(Collected data)
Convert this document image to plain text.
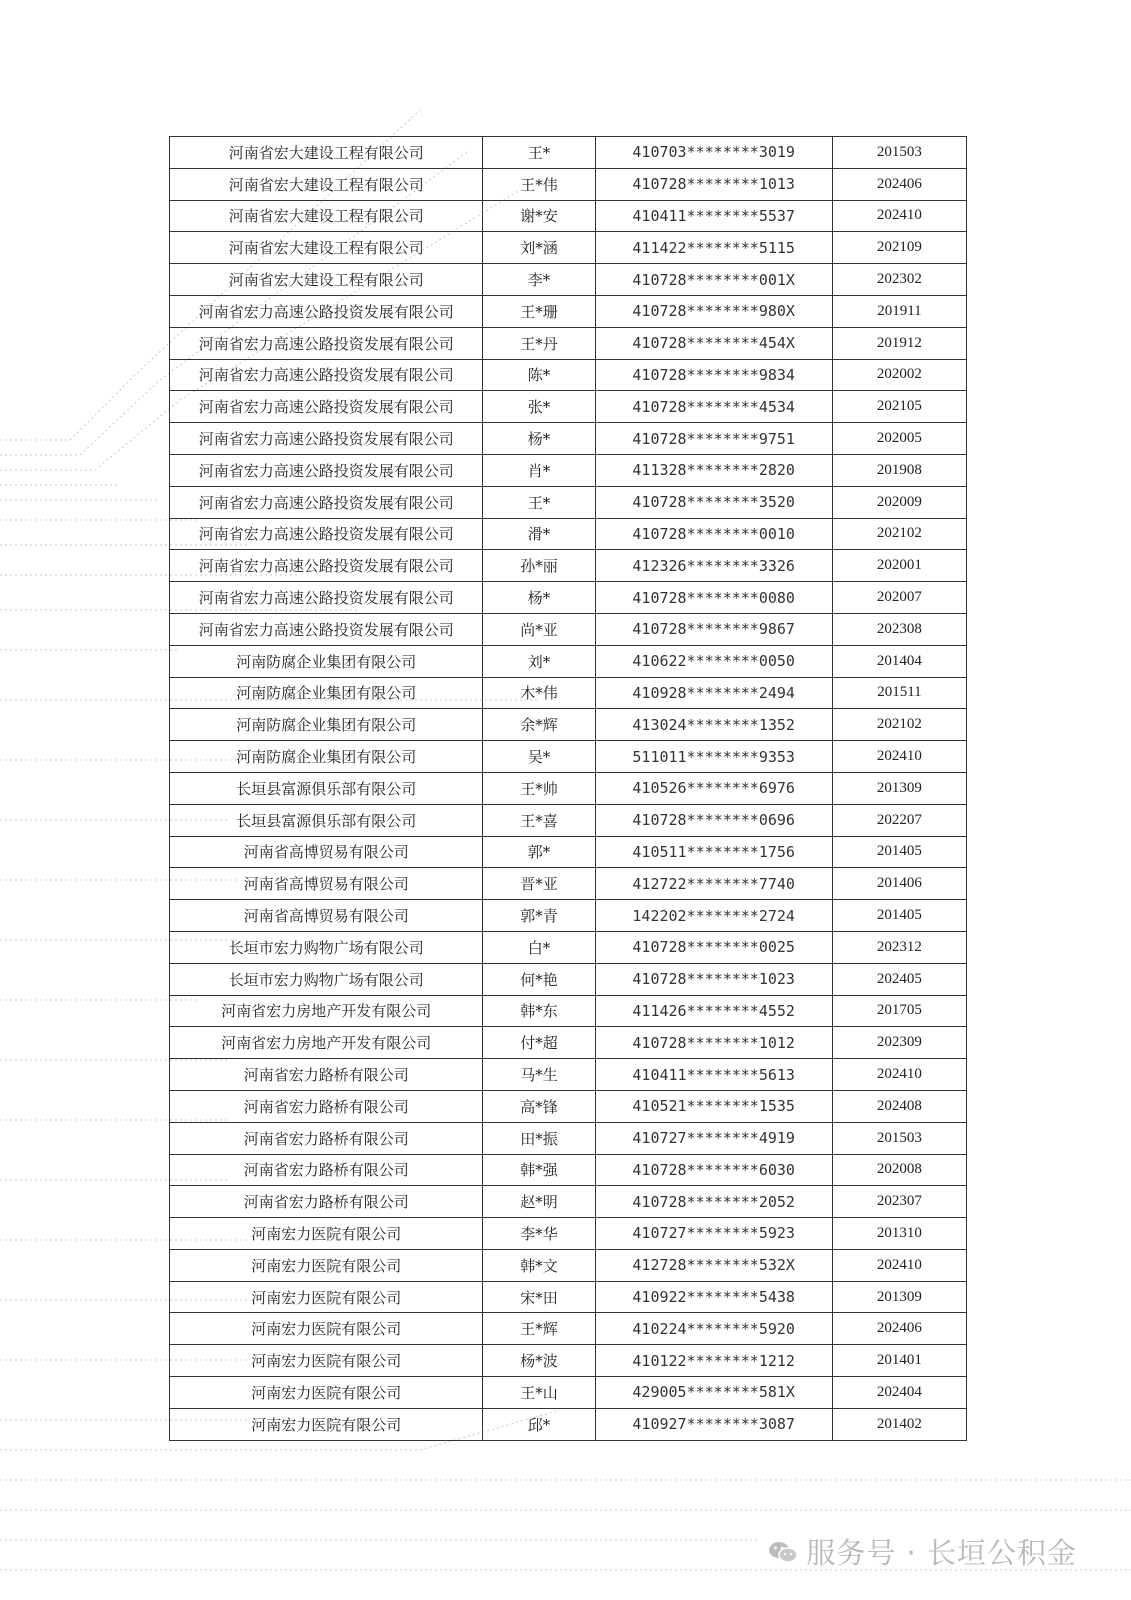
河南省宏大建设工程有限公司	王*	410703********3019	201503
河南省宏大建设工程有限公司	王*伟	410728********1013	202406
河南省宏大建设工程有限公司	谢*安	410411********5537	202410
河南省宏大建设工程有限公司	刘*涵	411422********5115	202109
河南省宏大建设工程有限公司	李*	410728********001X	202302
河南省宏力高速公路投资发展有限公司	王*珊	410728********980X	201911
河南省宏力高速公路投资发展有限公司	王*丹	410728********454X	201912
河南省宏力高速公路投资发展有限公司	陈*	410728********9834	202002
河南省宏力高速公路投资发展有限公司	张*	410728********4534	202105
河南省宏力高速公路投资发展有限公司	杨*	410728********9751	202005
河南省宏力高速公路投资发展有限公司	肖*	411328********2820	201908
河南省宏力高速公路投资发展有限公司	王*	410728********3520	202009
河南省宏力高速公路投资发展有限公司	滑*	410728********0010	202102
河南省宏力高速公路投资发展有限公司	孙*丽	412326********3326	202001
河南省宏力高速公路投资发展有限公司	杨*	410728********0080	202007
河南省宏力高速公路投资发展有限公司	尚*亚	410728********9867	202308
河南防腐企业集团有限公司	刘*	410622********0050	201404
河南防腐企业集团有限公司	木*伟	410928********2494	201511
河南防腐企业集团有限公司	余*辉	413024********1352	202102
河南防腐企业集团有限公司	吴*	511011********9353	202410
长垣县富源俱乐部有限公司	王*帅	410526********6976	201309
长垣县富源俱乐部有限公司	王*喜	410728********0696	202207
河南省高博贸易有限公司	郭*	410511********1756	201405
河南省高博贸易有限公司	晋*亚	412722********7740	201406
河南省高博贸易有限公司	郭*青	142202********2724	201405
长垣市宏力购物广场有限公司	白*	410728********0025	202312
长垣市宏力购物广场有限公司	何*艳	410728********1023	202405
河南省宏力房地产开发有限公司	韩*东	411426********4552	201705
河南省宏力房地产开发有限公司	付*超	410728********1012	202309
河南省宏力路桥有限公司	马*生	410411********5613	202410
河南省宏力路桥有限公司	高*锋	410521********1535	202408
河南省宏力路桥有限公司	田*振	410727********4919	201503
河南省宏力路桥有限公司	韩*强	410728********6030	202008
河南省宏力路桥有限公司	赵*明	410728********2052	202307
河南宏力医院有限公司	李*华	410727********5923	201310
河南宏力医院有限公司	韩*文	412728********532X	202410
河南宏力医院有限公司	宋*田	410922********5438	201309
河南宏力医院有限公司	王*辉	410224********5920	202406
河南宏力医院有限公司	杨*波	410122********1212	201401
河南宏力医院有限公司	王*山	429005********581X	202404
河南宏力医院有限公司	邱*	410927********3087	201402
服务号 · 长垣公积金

* * *

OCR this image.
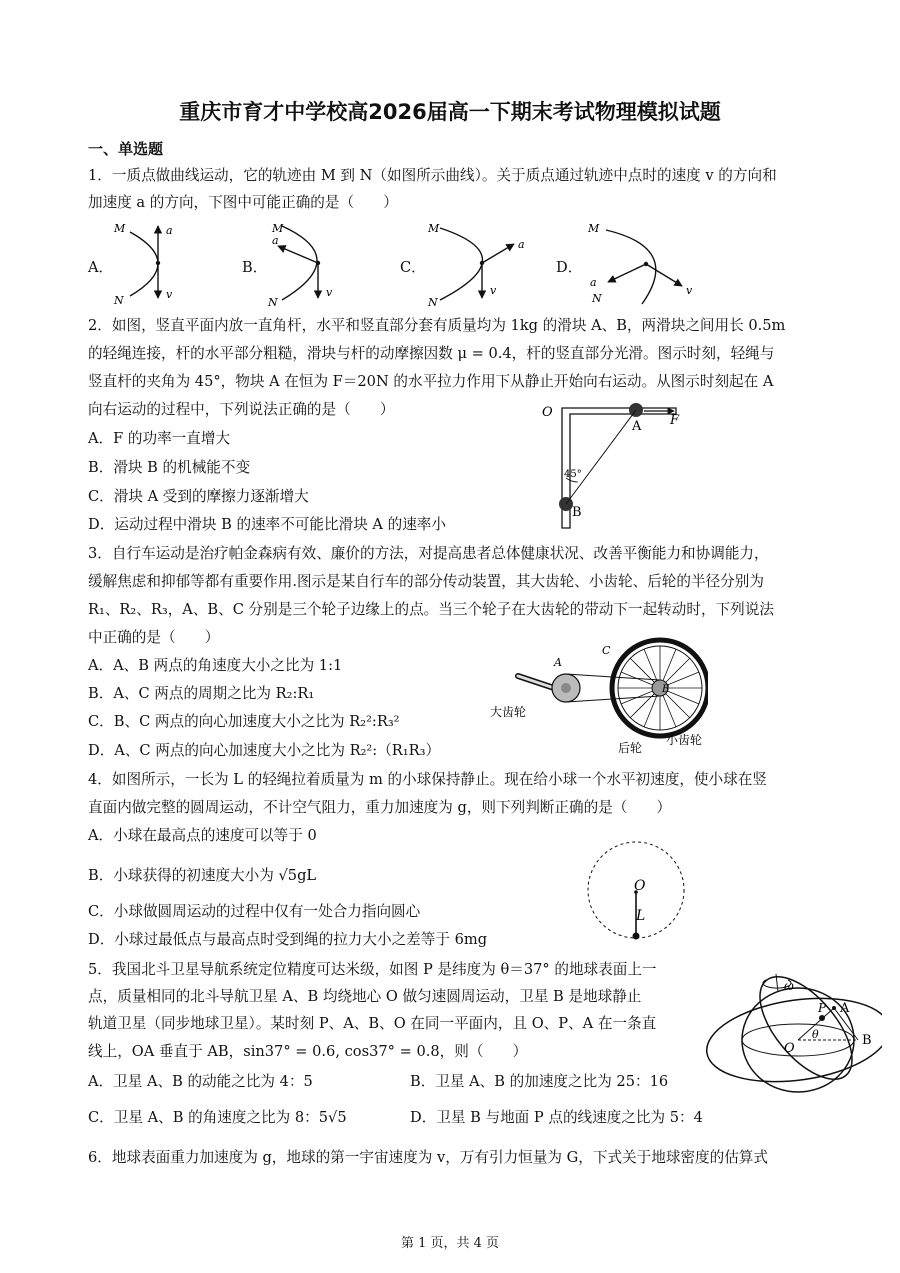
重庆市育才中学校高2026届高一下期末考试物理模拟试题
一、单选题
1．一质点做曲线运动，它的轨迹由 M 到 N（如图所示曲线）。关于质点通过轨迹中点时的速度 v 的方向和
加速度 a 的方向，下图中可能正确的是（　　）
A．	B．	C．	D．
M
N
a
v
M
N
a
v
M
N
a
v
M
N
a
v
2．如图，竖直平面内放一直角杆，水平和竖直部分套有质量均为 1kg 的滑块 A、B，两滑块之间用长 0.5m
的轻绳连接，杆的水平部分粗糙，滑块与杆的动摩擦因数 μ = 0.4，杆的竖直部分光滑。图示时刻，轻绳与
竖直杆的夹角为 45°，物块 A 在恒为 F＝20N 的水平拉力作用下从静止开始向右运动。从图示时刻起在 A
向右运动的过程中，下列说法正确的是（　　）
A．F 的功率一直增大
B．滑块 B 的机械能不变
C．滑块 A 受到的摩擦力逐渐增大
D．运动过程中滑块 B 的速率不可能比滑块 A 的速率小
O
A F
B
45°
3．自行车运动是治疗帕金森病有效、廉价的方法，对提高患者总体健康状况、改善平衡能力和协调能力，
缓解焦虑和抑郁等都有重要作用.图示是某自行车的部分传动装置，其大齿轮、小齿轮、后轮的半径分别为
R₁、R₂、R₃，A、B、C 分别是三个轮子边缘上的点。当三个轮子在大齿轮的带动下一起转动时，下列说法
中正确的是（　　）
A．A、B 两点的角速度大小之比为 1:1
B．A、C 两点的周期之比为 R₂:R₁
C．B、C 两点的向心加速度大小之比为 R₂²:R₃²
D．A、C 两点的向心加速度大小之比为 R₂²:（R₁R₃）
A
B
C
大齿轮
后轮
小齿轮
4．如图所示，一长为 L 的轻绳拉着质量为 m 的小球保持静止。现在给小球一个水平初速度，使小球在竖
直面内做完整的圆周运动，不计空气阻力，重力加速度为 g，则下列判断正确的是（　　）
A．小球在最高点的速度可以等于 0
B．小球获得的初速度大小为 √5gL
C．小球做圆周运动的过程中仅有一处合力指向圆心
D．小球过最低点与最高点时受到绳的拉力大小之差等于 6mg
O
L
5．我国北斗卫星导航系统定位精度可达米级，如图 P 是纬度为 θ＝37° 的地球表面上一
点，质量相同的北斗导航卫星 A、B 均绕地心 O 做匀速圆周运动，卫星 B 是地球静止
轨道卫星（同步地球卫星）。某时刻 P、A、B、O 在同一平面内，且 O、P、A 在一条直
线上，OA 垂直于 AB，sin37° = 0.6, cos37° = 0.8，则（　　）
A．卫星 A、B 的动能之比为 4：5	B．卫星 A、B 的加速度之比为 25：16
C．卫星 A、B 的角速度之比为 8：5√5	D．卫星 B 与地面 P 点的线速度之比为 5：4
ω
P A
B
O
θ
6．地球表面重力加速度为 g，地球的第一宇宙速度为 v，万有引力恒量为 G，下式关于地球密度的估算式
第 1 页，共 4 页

**Problem requirements**
Look above for every line with the word "image" and copy it.

**Result of the exercise**
Convert this document image to plain text.
OCR this image.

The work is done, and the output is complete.